**What you should do**
Copy each of the following items word for word, keeping every line as it appears.

**Given data**
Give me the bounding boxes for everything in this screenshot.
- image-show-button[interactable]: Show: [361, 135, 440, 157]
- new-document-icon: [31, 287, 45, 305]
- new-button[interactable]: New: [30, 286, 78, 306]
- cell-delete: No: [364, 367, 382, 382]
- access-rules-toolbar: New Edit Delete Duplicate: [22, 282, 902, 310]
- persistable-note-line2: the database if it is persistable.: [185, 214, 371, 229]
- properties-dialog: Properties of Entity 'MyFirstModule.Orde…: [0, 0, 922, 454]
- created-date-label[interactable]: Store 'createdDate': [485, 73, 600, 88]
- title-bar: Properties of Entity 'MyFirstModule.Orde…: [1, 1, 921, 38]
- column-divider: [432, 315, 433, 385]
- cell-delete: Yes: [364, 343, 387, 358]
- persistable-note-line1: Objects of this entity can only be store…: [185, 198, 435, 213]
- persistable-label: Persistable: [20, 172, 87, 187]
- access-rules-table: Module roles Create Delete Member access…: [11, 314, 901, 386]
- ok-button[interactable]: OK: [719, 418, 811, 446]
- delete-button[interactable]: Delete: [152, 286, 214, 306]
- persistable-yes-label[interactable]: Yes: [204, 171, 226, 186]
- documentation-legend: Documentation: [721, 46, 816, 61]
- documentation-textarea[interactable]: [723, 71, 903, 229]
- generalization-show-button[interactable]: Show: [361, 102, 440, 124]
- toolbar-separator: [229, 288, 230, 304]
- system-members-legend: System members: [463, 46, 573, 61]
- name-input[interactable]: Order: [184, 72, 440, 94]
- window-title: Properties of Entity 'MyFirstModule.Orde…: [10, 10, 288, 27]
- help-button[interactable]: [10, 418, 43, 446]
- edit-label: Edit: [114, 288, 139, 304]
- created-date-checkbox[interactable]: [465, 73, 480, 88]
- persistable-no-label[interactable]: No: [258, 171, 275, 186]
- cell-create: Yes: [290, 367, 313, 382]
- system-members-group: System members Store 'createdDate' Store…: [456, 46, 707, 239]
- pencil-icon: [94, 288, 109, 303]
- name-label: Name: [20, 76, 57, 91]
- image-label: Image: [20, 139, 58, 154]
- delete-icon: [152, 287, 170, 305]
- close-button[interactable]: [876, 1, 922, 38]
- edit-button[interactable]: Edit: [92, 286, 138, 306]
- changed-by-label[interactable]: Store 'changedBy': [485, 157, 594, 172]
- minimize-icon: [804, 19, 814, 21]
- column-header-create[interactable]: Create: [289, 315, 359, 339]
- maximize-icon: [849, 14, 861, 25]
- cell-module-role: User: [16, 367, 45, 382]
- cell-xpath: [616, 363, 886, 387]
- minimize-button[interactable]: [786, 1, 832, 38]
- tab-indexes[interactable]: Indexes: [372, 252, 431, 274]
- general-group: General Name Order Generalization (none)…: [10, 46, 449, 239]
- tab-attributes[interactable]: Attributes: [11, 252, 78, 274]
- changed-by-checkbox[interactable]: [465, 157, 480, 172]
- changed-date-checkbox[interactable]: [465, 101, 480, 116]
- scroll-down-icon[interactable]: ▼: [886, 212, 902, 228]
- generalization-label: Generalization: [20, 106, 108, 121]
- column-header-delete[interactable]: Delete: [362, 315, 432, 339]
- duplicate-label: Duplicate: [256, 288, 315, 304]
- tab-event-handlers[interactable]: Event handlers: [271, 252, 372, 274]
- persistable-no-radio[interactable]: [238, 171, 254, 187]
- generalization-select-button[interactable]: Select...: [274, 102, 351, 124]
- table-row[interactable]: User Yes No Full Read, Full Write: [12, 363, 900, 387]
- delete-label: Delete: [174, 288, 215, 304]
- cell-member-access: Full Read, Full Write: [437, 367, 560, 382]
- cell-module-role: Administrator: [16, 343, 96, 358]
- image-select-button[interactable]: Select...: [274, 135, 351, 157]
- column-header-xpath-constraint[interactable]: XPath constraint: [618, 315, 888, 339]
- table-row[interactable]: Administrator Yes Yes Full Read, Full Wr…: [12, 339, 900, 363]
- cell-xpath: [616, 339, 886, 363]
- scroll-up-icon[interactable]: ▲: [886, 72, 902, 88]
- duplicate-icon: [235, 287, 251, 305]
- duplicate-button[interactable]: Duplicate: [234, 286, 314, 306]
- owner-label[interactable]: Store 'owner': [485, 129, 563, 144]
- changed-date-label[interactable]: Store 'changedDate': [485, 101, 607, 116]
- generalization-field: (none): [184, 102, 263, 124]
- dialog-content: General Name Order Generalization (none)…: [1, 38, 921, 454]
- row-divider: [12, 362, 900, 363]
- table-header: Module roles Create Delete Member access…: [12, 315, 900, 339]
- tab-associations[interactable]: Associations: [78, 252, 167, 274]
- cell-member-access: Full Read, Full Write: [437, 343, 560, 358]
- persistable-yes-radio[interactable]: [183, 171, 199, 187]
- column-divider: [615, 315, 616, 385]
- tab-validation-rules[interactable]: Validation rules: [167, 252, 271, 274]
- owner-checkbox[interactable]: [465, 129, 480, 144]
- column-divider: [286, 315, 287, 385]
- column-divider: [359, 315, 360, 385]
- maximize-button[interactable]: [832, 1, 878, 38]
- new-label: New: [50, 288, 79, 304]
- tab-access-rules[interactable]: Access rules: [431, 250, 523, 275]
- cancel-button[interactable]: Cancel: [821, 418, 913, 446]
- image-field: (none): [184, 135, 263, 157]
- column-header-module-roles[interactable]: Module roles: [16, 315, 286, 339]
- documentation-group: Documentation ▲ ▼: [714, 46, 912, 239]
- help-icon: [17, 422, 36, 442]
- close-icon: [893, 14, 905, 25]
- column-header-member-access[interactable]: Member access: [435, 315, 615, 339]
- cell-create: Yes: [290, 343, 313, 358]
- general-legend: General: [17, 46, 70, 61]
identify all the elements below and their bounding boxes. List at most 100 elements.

**Full solution**
Give me the bounding boxes for everything in this screenshot.
- image-show-button[interactable]: Show: [361, 135, 440, 157]
- new-document-icon: [31, 287, 45, 305]
- new-button[interactable]: New: [30, 286, 78, 306]
- cell-delete: No: [364, 367, 382, 382]
- access-rules-toolbar: New Edit Delete Duplicate: [22, 282, 902, 310]
- persistable-note-line2: the database if it is persistable.: [185, 214, 371, 229]
- properties-dialog: Properties of Entity 'MyFirstModule.Orde…: [0, 0, 922, 454]
- created-date-label[interactable]: Store 'createdDate': [485, 73, 600, 88]
- title-bar: Properties of Entity 'MyFirstModule.Orde…: [1, 1, 921, 38]
- column-divider: [432, 315, 433, 385]
- cell-delete: Yes: [364, 343, 387, 358]
- persistable-note-line1: Objects of this entity can only be store…: [185, 198, 435, 213]
- persistable-label: Persistable: [20, 172, 87, 187]
- access-rules-table: Module roles Create Delete Member access…: [11, 314, 901, 386]
- ok-button[interactable]: OK: [719, 418, 811, 446]
- delete-button[interactable]: Delete: [152, 286, 214, 306]
- persistable-yes-label[interactable]: Yes: [204, 171, 226, 186]
- documentation-legend: Documentation: [721, 46, 816, 61]
- documentation-textarea[interactable]: [723, 71, 903, 229]
- generalization-show-button[interactable]: Show: [361, 102, 440, 124]
- toolbar-separator: [229, 288, 230, 304]
- system-members-legend: System members: [463, 46, 573, 61]
- name-input[interactable]: Order: [184, 72, 440, 94]
- window-title: Properties of Entity 'MyFirstModule.Orde…: [10, 10, 288, 27]
- help-button[interactable]: [10, 418, 43, 446]
- edit-label: Edit: [114, 288, 139, 304]
- created-date-checkbox[interactable]: [465, 73, 480, 88]
- persistable-no-label[interactable]: No: [258, 171, 275, 186]
- cell-create: Yes: [290, 367, 313, 382]
- system-members-group: System members Store 'createdDate' Store…: [456, 46, 707, 239]
- pencil-icon: [94, 288, 109, 303]
- name-label: Name: [20, 76, 57, 91]
- image-label: Image: [20, 139, 58, 154]
- delete-icon: [152, 287, 170, 305]
- close-button[interactable]: [876, 1, 922, 38]
- edit-button[interactable]: Edit: [92, 286, 138, 306]
- changed-by-label[interactable]: Store 'changedBy': [485, 157, 594, 172]
- minimize-icon: [804, 19, 814, 21]
- column-header-create[interactable]: Create: [289, 315, 359, 339]
- maximize-icon: [849, 14, 861, 25]
- cell-module-role: User: [16, 367, 45, 382]
- cell-xpath: [616, 363, 886, 387]
- minimize-button[interactable]: [786, 1, 832, 38]
- tab-indexes[interactable]: Indexes: [372, 252, 431, 274]
- general-group: General Name Order Generalization (none)…: [10, 46, 449, 239]
- tab-attributes[interactable]: Attributes: [11, 252, 78, 274]
- changed-by-checkbox[interactable]: [465, 157, 480, 172]
- changed-date-checkbox[interactable]: [465, 101, 480, 116]
- scroll-down-icon[interactable]: ▼: [886, 212, 902, 228]
- generalization-label: Generalization: [20, 106, 108, 121]
- column-header-delete[interactable]: Delete: [362, 315, 432, 339]
- duplicate-label: Duplicate: [256, 288, 315, 304]
- tab-event-handlers[interactable]: Event handlers: [271, 252, 372, 274]
- persistable-no-radio[interactable]: [238, 171, 254, 187]
- generalization-select-button[interactable]: Select...: [274, 102, 351, 124]
- table-row[interactable]: User Yes No Full Read, Full Write: [12, 363, 900, 387]
- delete-label: Delete: [174, 288, 215, 304]
- cell-member-access: Full Read, Full Write: [437, 367, 560, 382]
- cell-module-role: Administrator: [16, 343, 96, 358]
- image-select-button[interactable]: Select...: [274, 135, 351, 157]
- column-header-xpath-constraint[interactable]: XPath constraint: [618, 315, 888, 339]
- table-row[interactable]: Administrator Yes Yes Full Read, Full Wr…: [12, 339, 900, 363]
- cell-xpath: [616, 339, 886, 363]
- scroll-up-icon[interactable]: ▲: [886, 72, 902, 88]
- duplicate-icon: [235, 287, 251, 305]
- duplicate-button[interactable]: Duplicate: [234, 286, 314, 306]
- owner-label[interactable]: Store 'owner': [485, 129, 563, 144]
- changed-date-label[interactable]: Store 'changedDate': [485, 101, 607, 116]
- generalization-field: (none): [184, 102, 263, 124]
- dialog-content: General Name Order Generalization (none)…: [1, 38, 921, 454]
- row-divider: [12, 362, 900, 363]
- table-header: Module roles Create Delete Member access…: [12, 315, 900, 339]
- tab-associations[interactable]: Associations: [78, 252, 167, 274]
- cell-member-access: Full Read, Full Write: [437, 343, 560, 358]
- persistable-yes-radio[interactable]: [183, 171, 199, 187]
- column-divider: [615, 315, 616, 385]
- tab-validation-rules[interactable]: Validation rules: [167, 252, 271, 274]
- owner-checkbox[interactable]: [465, 129, 480, 144]
- column-divider: [286, 315, 287, 385]
- column-divider: [359, 315, 360, 385]
- maximize-button[interactable]: [832, 1, 878, 38]
- new-label: New: [50, 288, 79, 304]
- tab-access-rules[interactable]: Access rules: [431, 250, 523, 275]
- cancel-button[interactable]: Cancel: [821, 418, 913, 446]
- image-field: (none): [184, 135, 263, 157]
- column-header-module-roles[interactable]: Module roles: [16, 315, 286, 339]
- documentation-group: Documentation ▲ ▼: [714, 46, 912, 239]
- help-icon: [17, 422, 36, 442]
- close-icon: [893, 14, 905, 25]
- column-header-member-access[interactable]: Member access: [435, 315, 615, 339]
- cell-create: Yes: [290, 343, 313, 358]
- general-legend: General: [17, 46, 70, 61]
identify all the elements below and their bounding boxes. List at most 100 elements.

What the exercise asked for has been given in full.